Write the data out again exactly, with no pictures.

Figure data in JSON:
○ ○ ○ ○

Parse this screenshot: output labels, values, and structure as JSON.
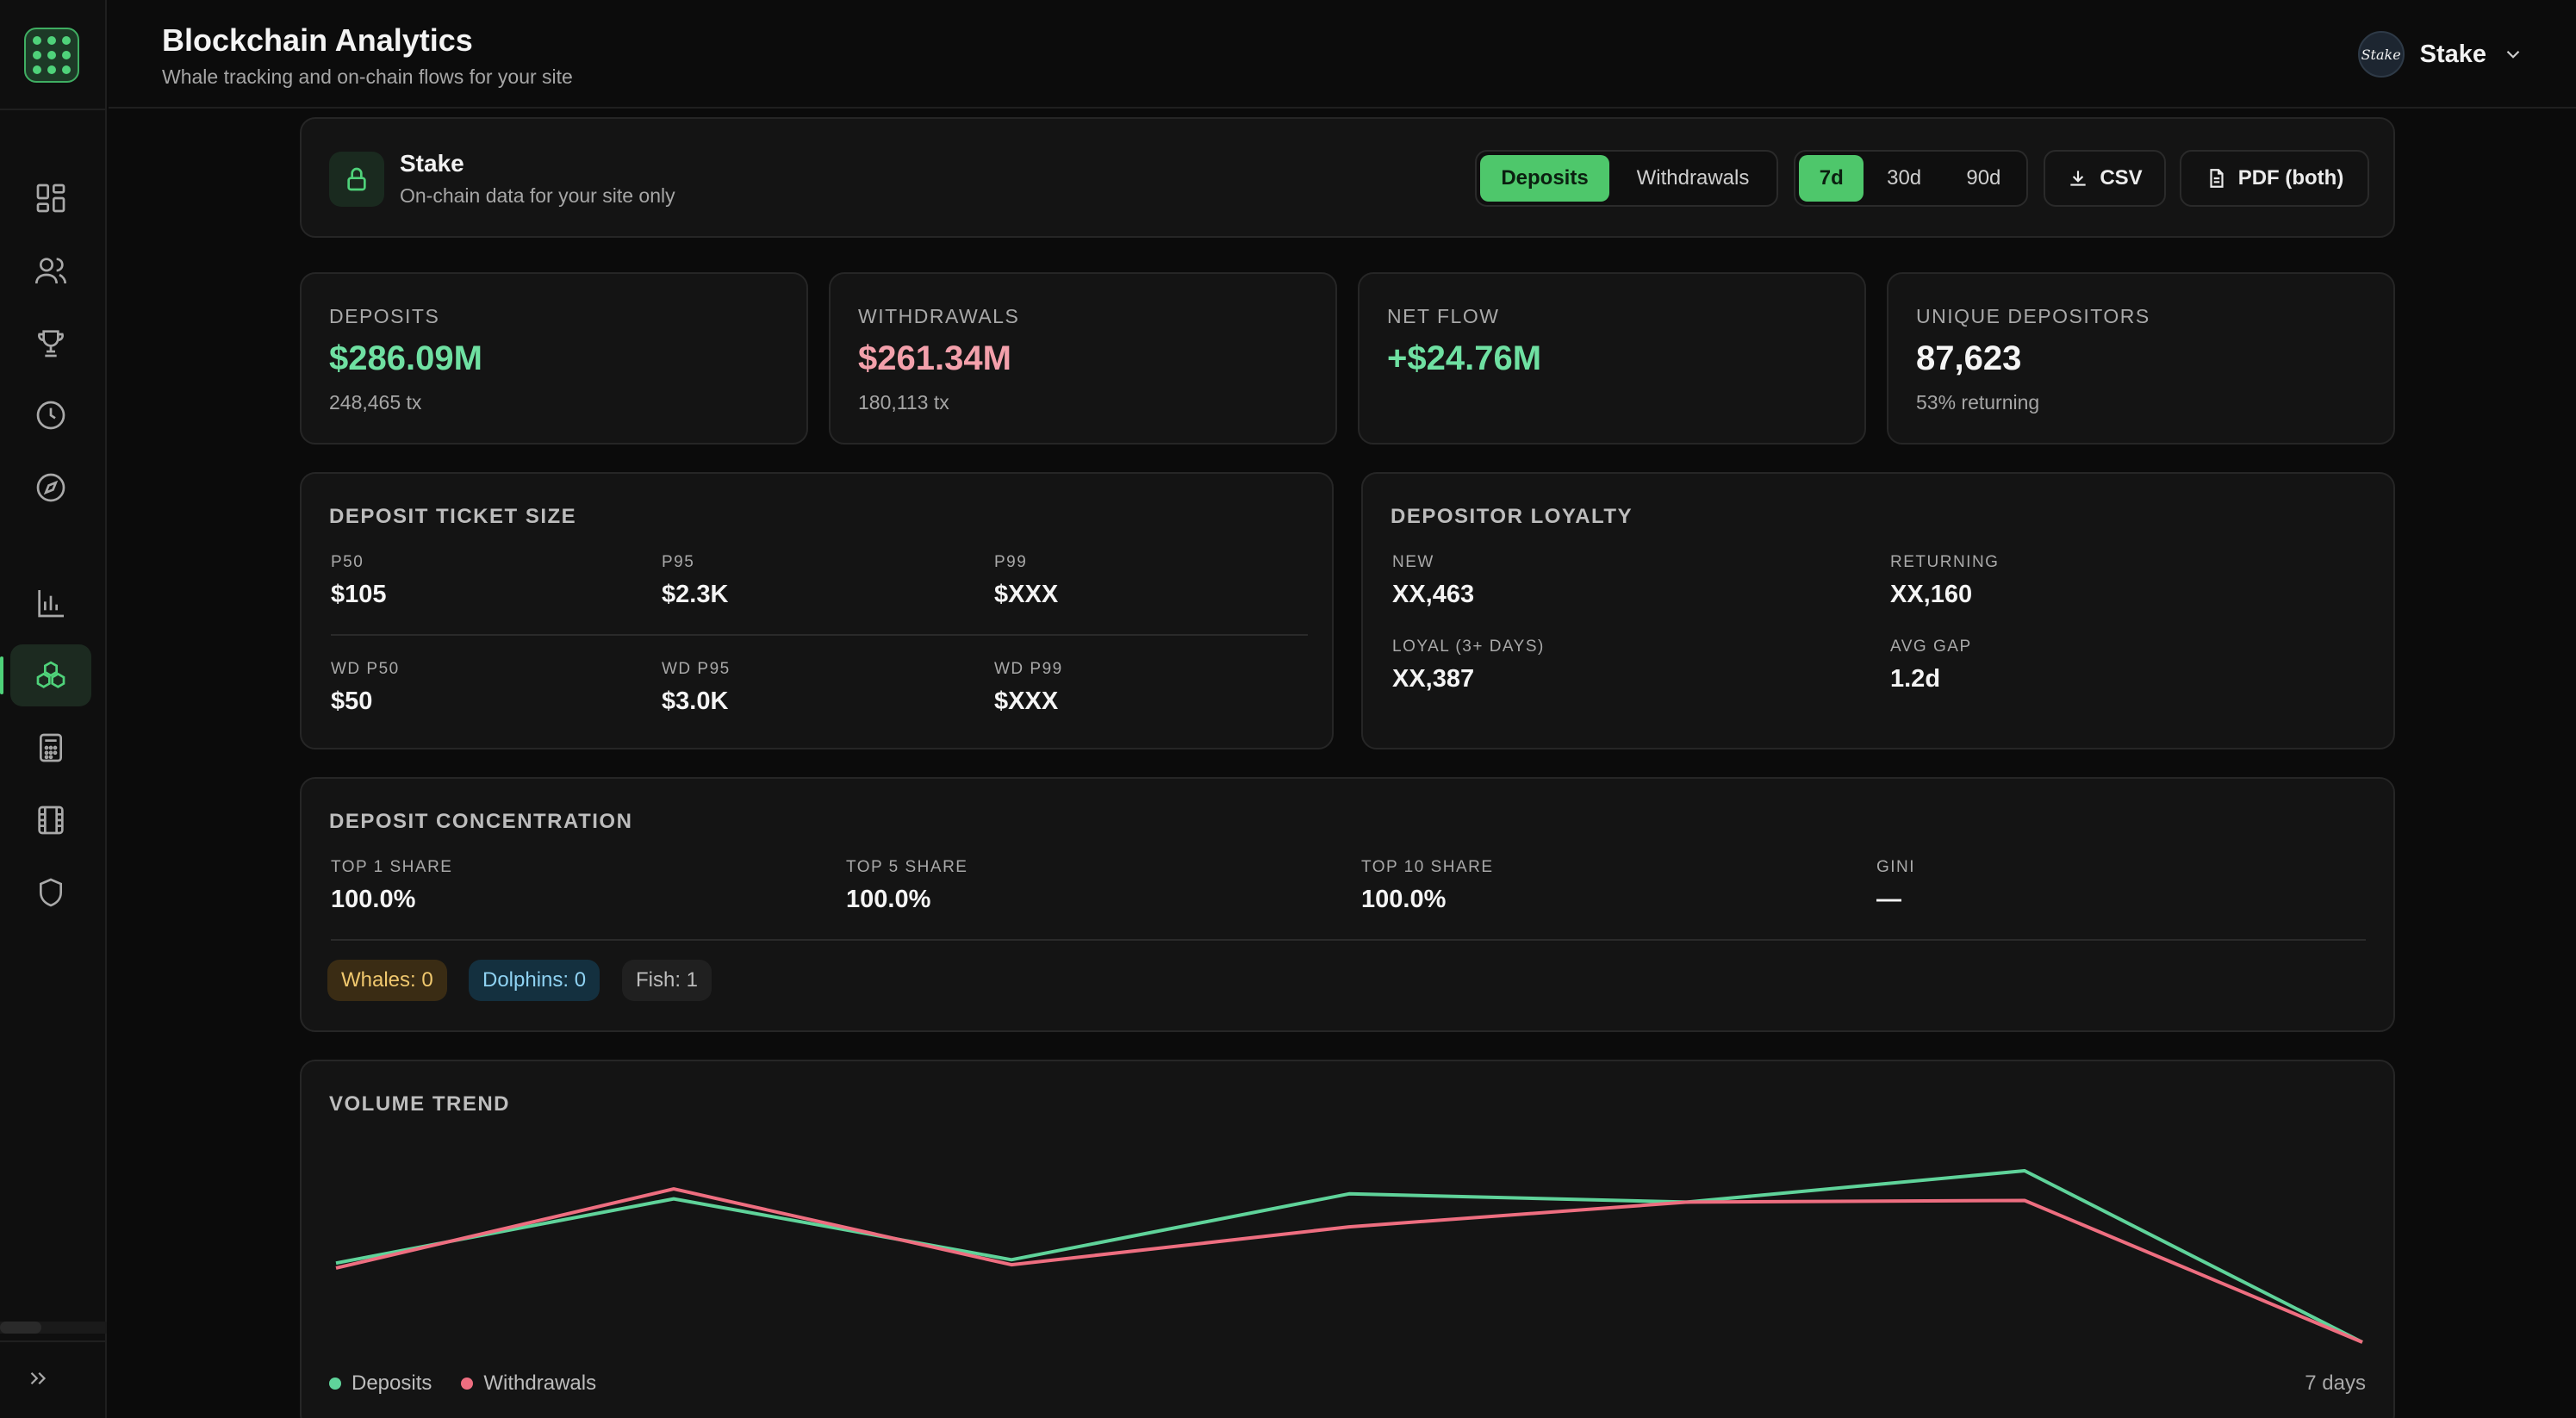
{
  "header": {
    "title": "Blockchain Analytics",
    "subtitle": "Whale tracking and on-chain flows for your site",
    "account_name": "Stake",
    "avatar_text": "Stake"
  },
  "sidebar": {
    "items": [
      {
        "icon": "dashboard-icon"
      },
      {
        "icon": "users-icon"
      },
      {
        "icon": "trophy-icon"
      },
      {
        "icon": "clock-icon"
      },
      {
        "icon": "compass-icon"
      },
      {
        "icon": "bar-chart-icon"
      },
      {
        "icon": "blockchain-icon",
        "active": true
      },
      {
        "icon": "calculator-icon"
      },
      {
        "icon": "film-icon"
      },
      {
        "icon": "shield-icon"
      }
    ]
  },
  "toolbar": {
    "site_name": "Stake",
    "site_desc": "On-chain data for your site only",
    "type_options": [
      "Deposits",
      "Withdrawals"
    ],
    "type_selected": "Deposits",
    "range_options": [
      "7d",
      "30d",
      "90d"
    ],
    "range_selected": "7d",
    "csv_label": "CSV",
    "pdf_label": "PDF (both)"
  },
  "stats": {
    "deposits": {
      "label": "DEPOSITS",
      "value": "$286.09M",
      "sub": "248,465 tx"
    },
    "withdrawals": {
      "label": "WITHDRAWALS",
      "value": "$261.34M",
      "sub": "180,113 tx"
    },
    "net_flow": {
      "label": "NET FLOW",
      "value": "+$24.76M"
    },
    "unique": {
      "label": "UNIQUE DEPOSITORS",
      "value": "87,623",
      "sub": "53% returning"
    }
  },
  "ticket": {
    "title": "DEPOSIT TICKET SIZE",
    "p50": {
      "k": "P50",
      "v": "$105"
    },
    "p95": {
      "k": "P95",
      "v": "$2.3K"
    },
    "p99": {
      "k": "P99",
      "v": "$XXX"
    },
    "wd_p50": {
      "k": "WD P50",
      "v": "$50"
    },
    "wd_p95": {
      "k": "WD P95",
      "v": "$3.0K"
    },
    "wd_p99": {
      "k": "WD P99",
      "v": "$XXX"
    }
  },
  "loyalty": {
    "title": "DEPOSITOR LOYALTY",
    "new": {
      "k": "NEW",
      "v": "XX,463"
    },
    "returning": {
      "k": "RETURNING",
      "v": "XX,160"
    },
    "loyal": {
      "k": "LOYAL (3+ DAYS)",
      "v": "XX,387"
    },
    "gap": {
      "k": "AVG GAP",
      "v": "1.2d"
    }
  },
  "concentration": {
    "title": "DEPOSIT CONCENTRATION",
    "top1": {
      "k": "TOP 1 SHARE",
      "v": "100.0%"
    },
    "top5": {
      "k": "TOP 5 SHARE",
      "v": "100.0%"
    },
    "top10": {
      "k": "TOP 10 SHARE",
      "v": "100.0%"
    },
    "gini": {
      "k": "GINI",
      "v": "—"
    },
    "chips": {
      "whales": "Whales: 0",
      "dolphins": "Dolphins: 0",
      "fish": "Fish: 1"
    }
  },
  "trend": {
    "title": "VOLUME TREND",
    "period": "7 days"
  },
  "colors": {
    "accent": "#4ec76b",
    "deposits_line": "#5fd39a",
    "withdrawals_line": "#ee6e80"
  },
  "chart_data": {
    "type": "line",
    "title": "VOLUME TREND",
    "x": [
      1,
      2,
      3,
      4,
      5,
      6,
      7
    ],
    "series": [
      {
        "name": "Deposits",
        "values": [
          48,
          87,
          50,
          90,
          85,
          104,
          0
        ]
      },
      {
        "name": "Withdrawals",
        "values": [
          45,
          93,
          47,
          70,
          85,
          86,
          0
        ]
      }
    ],
    "ylim": [
      0,
      115
    ],
    "grid": false,
    "legend": "bottom-left"
  }
}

○ ○ ○ ○

* CORRECT ANSWER *
Parse this screenshot: output labels, values, and structure as JSON.
{
  "header": {
    "title": "Blockchain Analytics",
    "subtitle": "Whale tracking and on-chain flows for your site",
    "account_name": "Stake",
    "avatar_text": "Stake"
  },
  "sidebar": {
    "items": [
      {
        "icon": "dashboard-icon"
      },
      {
        "icon": "users-icon"
      },
      {
        "icon": "trophy-icon"
      },
      {
        "icon": "clock-icon"
      },
      {
        "icon": "compass-icon"
      },
      {
        "icon": "bar-chart-icon"
      },
      {
        "icon": "blockchain-icon",
        "active": true
      },
      {
        "icon": "calculator-icon"
      },
      {
        "icon": "film-icon"
      },
      {
        "icon": "shield-icon"
      }
    ]
  },
  "toolbar": {
    "site_name": "Stake",
    "site_desc": "On-chain data for your site only",
    "type_options": [
      "Deposits",
      "Withdrawals"
    ],
    "type_selected": "Deposits",
    "range_options": [
      "7d",
      "30d",
      "90d"
    ],
    "range_selected": "7d",
    "csv_label": "CSV",
    "pdf_label": "PDF (both)"
  },
  "stats": {
    "deposits": {
      "label": "DEPOSITS",
      "value": "$286.09M",
      "sub": "248,465 tx"
    },
    "withdrawals": {
      "label": "WITHDRAWALS",
      "value": "$261.34M",
      "sub": "180,113 tx"
    },
    "net_flow": {
      "label": "NET FLOW",
      "value": "+$24.76M"
    },
    "unique": {
      "label": "UNIQUE DEPOSITORS",
      "value": "87,623",
      "sub": "53% returning"
    }
  },
  "ticket": {
    "title": "DEPOSIT TICKET SIZE",
    "p50": {
      "k": "P50",
      "v": "$105"
    },
    "p95": {
      "k": "P95",
      "v": "$2.3K"
    },
    "p99": {
      "k": "P99",
      "v": "$XXX"
    },
    "wd_p50": {
      "k": "WD P50",
      "v": "$50"
    },
    "wd_p95": {
      "k": "WD P95",
      "v": "$3.0K"
    },
    "wd_p99": {
      "k": "WD P99",
      "v": "$XXX"
    }
  },
  "loyalty": {
    "title": "DEPOSITOR LOYALTY",
    "new": {
      "k": "NEW",
      "v": "XX,463"
    },
    "returning": {
      "k": "RETURNING",
      "v": "XX,160"
    },
    "loyal": {
      "k": "LOYAL (3+ DAYS)",
      "v": "XX,387"
    },
    "gap": {
      "k": "AVG GAP",
      "v": "1.2d"
    }
  },
  "concentration": {
    "title": "DEPOSIT CONCENTRATION",
    "top1": {
      "k": "TOP 1 SHARE",
      "v": "100.0%"
    },
    "top5": {
      "k": "TOP 5 SHARE",
      "v": "100.0%"
    },
    "top10": {
      "k": "TOP 10 SHARE",
      "v": "100.0%"
    },
    "gini": {
      "k": "GINI",
      "v": "—"
    },
    "chips": {
      "whales": "Whales: 0",
      "dolphins": "Dolphins: 0",
      "fish": "Fish: 1"
    }
  },
  "trend": {
    "title": "VOLUME TREND",
    "period": "7 days"
  },
  "colors": {
    "accent": "#4ec76b",
    "deposits_line": "#5fd39a",
    "withdrawals_line": "#ee6e80"
  },
  "chart_data": {
    "type": "line",
    "title": "VOLUME TREND",
    "x": [
      1,
      2,
      3,
      4,
      5,
      6,
      7
    ],
    "series": [
      {
        "name": "Deposits",
        "values": [
          48,
          87,
          50,
          90,
          85,
          104,
          0
        ]
      },
      {
        "name": "Withdrawals",
        "values": [
          45,
          93,
          47,
          70,
          85,
          86,
          0
        ]
      }
    ],
    "ylim": [
      0,
      115
    ],
    "grid": false,
    "legend": "bottom-left"
  }
}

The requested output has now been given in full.